WRITTEN REQUEST ▸ Copy each line where the word "Московская" occurs.

Stored records ▸
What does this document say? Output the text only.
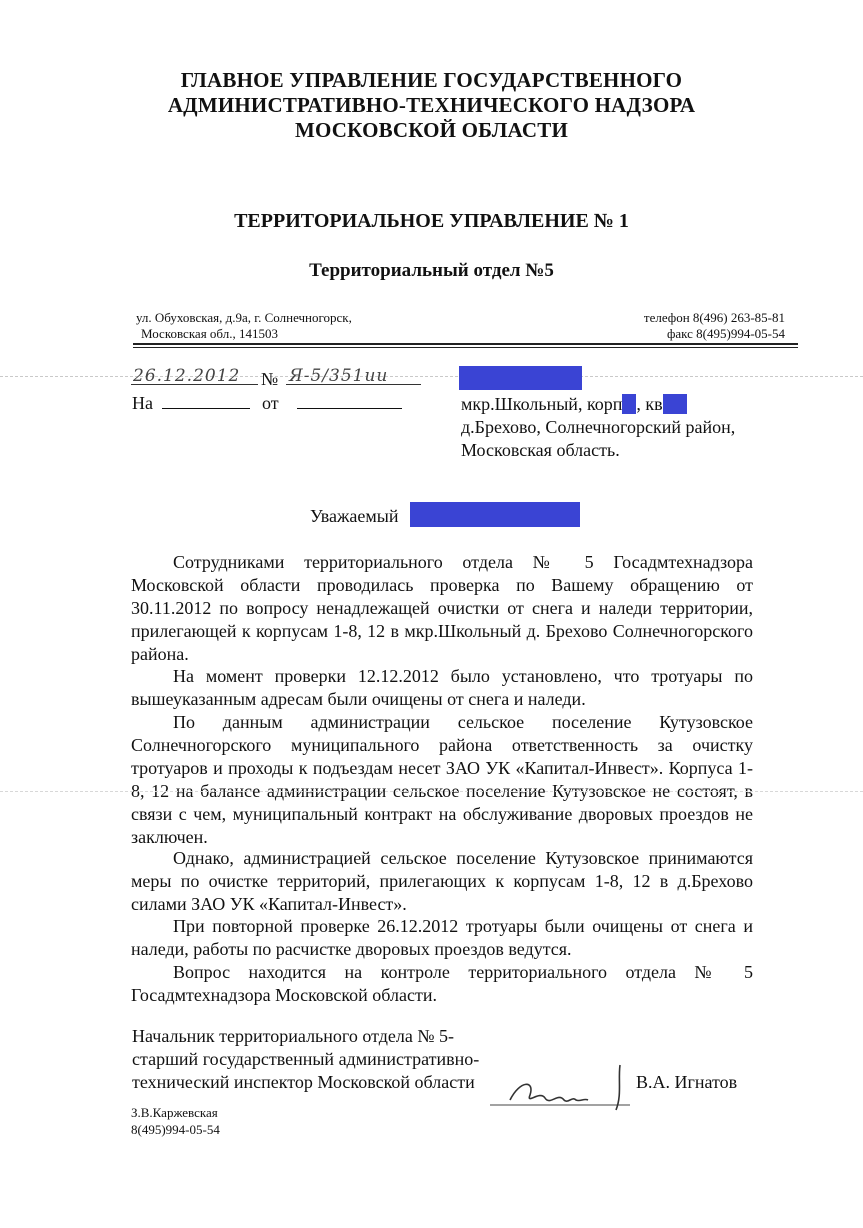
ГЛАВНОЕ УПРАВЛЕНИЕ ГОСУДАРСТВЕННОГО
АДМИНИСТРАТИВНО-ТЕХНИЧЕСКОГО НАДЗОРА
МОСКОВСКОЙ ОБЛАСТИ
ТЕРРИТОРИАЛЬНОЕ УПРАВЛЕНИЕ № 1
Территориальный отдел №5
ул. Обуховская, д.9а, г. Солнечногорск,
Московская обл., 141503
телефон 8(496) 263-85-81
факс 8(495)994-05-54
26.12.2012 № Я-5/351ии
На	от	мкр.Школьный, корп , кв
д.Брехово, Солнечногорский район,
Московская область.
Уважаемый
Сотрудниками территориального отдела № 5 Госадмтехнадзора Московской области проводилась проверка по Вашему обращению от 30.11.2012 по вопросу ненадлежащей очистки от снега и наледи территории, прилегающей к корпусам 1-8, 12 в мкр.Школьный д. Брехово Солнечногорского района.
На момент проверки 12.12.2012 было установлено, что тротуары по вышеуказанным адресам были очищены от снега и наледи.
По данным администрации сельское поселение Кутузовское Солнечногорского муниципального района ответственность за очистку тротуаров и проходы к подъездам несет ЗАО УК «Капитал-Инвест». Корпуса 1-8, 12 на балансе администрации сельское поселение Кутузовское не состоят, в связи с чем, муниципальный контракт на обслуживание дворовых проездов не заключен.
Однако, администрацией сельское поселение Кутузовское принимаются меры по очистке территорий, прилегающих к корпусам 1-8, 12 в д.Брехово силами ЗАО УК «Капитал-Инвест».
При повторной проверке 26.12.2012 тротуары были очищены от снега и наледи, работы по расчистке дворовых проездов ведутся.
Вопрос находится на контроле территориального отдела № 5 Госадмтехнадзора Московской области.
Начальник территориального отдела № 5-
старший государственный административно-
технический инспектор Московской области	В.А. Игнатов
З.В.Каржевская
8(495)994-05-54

RESPONSE BELOW ▸
Московская обл., 141503
Московская область.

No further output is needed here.